| Written instruction |
Look for the string "propre" and copy every line that has it.

(Dataset rows)
_____
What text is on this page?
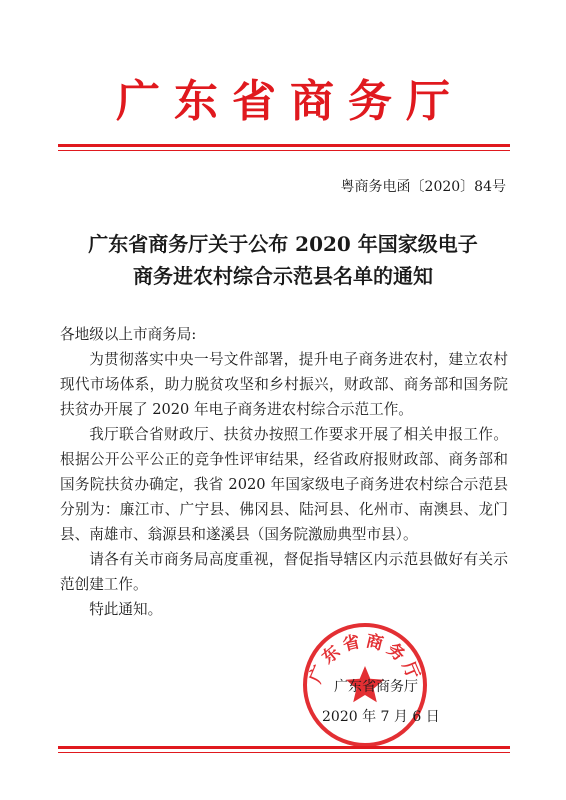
广东省商务厅
粤商务电函〔2020〕84号
广东省商务厅关于公布 2020 年国家级电子
商务进农村综合示范县名单的通知

各地级以上市商务局:

为贯彻落实中央一号文件部署，提升电子商务进农村，建立农村现代市场体系，助力脱贫攻坚和乡村振兴，财政部、商务部和国务院扶贫办开展了 2020 年电子商务进农村综合示范工作。

我厅联合省财政厅、扶贫办按照工作要求开展了相关申报工作。根据公开公平公正的竞争性评审结果，经省政府报财政部、商务部和国务院扶贫办确定，我省 2020 年国家级电子商务进农村综合示范县分别为：廉江市、广宁县、佛冈县、陆河县、化州市、南澳县、龙门县、南雄市、翁源县和遂溪县（国务院激励典型市县）。

请各有关市商务局高度重视，督促指导辖区内示范县做好有关示范创建工作。

特此通知。

广东省商务厅
广东省商务厅
2020 年 7 月 6 日
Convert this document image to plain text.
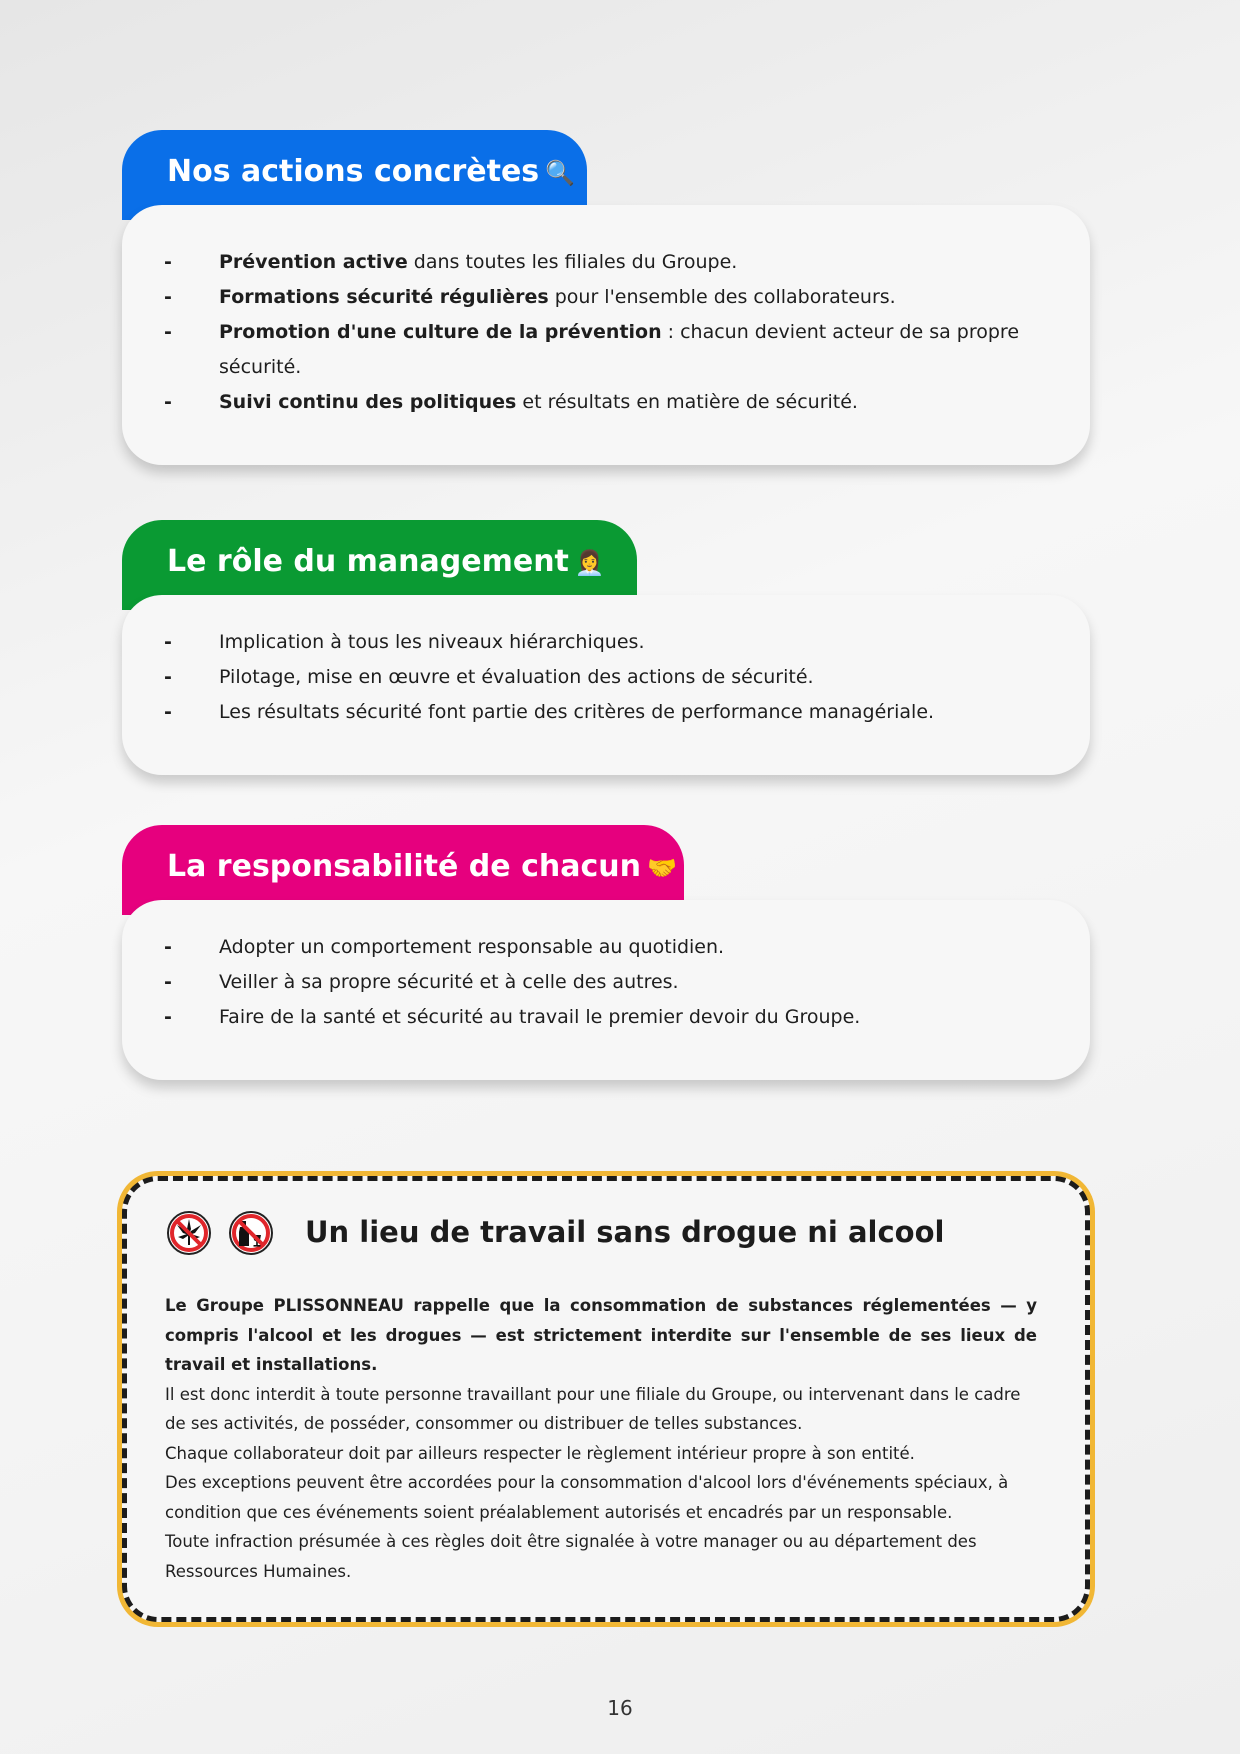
Nos actions concrètes 🔍
- Prévention active dans toutes les filiales du Groupe.
- Formations sécurité régulières pour l'ensemble des collaborateurs.
- Promotion d'une culture de la prévention : chacun devient acteur de sa propre sécurité.
- Suivi continu des politiques et résultats en matière de sécurité.
Le rôle du management 👩‍💼
- Implication à tous les niveaux hiérarchiques.
- Pilotage, mise en œuvre et évaluation des actions de sécurité.
- Les résultats sécurité font partie des critères de performance managériale.
La responsabilité de chacun 🤝
- Adopter un comportement responsable au quotidien.
- Veiller à sa propre sécurité et à celle des autres.
- Faire de la santé et sécurité au travail le premier devoir du Groupe.
Un lieu de travail sans drogue ni alcool

Le Groupe PLISSONNEAU rappelle que la consommation de substances réglementées — y compris l'alcool et les drogues — est strictement interdite sur l'ensemble de ses lieux de travail et installations.

Il est donc interdit à toute personne travaillant pour une filiale du Groupe, ou intervenant dans le cadre de ses activités, de posséder, consommer ou distribuer de telles substances.

Chaque collaborateur doit par ailleurs respecter le règlement intérieur propre à son entité.

Des exceptions peuvent être accordées pour la consommation d'alcool lors d'événements spéciaux, à condition que ces événements soient préalablement autorisés et encadrés par un responsable.

Toute infraction présumée à ces règles doit être signalée à votre manager ou au département des Ressources Humaines.

16
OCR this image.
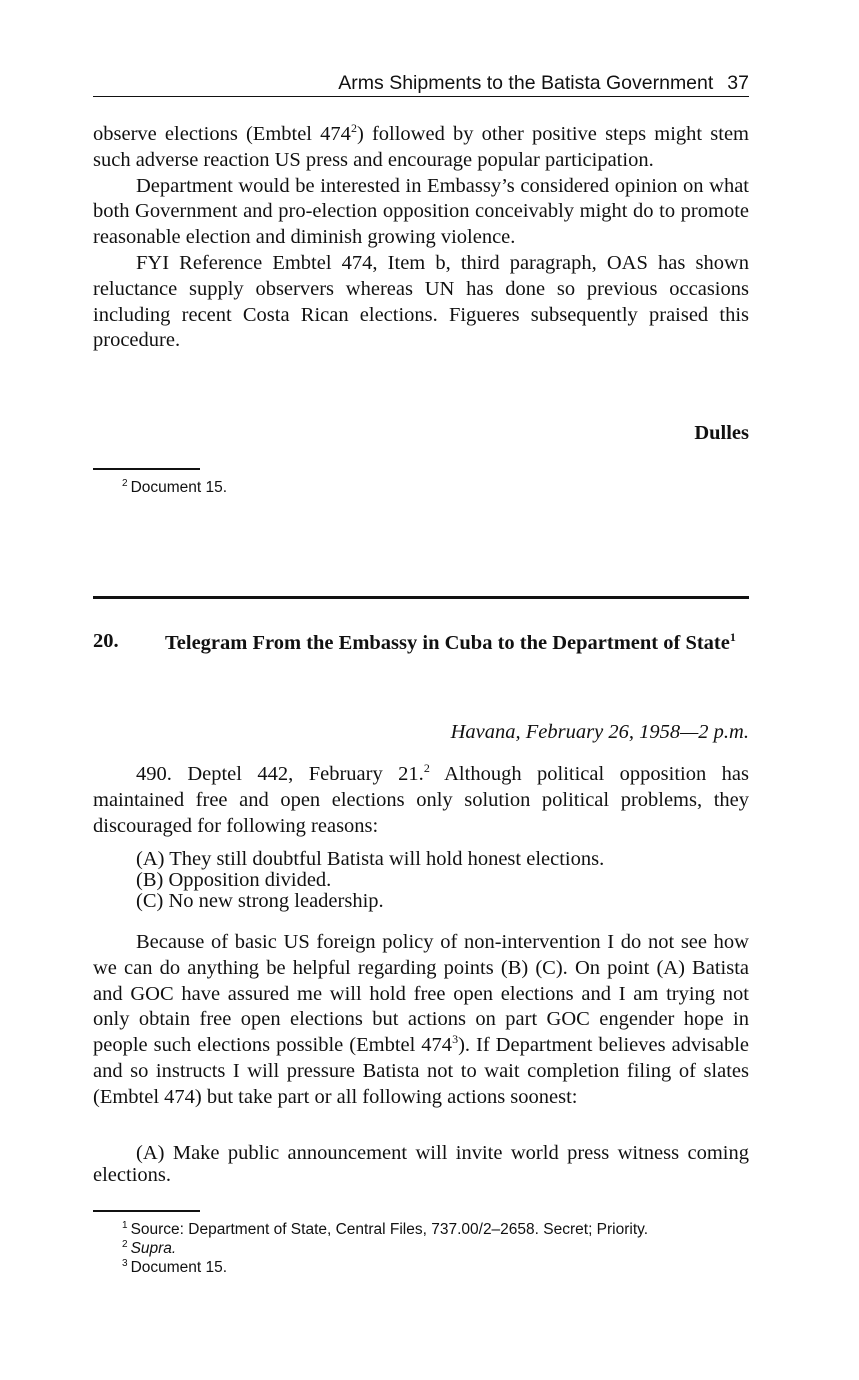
Arms Shipments to the Batista Government 37

observe elections (Embtel $474^2$) followed by other positive steps might stem such adverse reaction US press and encourage popular participation.

Department would be interested in Embassy’s considered opinion on what both Government and pro-election opposition conceivably might do to promote reasonable election and diminish growing violence.

FYI Reference Embtel 474, Item b, third paragraph, OAS has shown reluctance supply observers whereas UN has done so previous occasions including recent Costa Rican elections. Figueres subsequently praised this procedure.

Dulles
$^2$ Document 15.
20. Telegram From the Embassy in Cuba to the Department of State$^1$
Havana, February 26, 1958—2 p.m.

490. Deptel 442, February 21.$^2$ Although political opposition has maintained free and open elections only solution political problems, they discouraged for following reasons:

(A) They still doubtful Batista will hold honest elections.
(B) Opposition divided.
(C) No new strong leadership.

Because of basic US foreign policy of non-intervention I do not see how we can do anything be helpful regarding points (B) (C). On point (A) Batista and GOC have assured me will hold free open elections and I am trying not only obtain free open elections but actions on part GOC engender hope in people such elections possible (Embtel $474^3$). If Department believes advisable and so instructs I will pressure Batista not to wait completion filing of slates (Embtel 474) but take part or all following actions soonest:

(A) Make public announcement will invite world press witness coming elections.

$^1$ Source: Department of State, Central Files, 737.00/2–2658. Secret; Priority.
$^2$ Supra.
$^3$ Document 15.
_____
| Worked answer |
- Promotion d'une culture de la prévention : chacun devient acteur de sa propre sécurité.
- Veiller à sa propre sécurité et à celle des autres.
Chaque collaborateur doit par ailleurs respecter le règlement intérieur propre à son entité.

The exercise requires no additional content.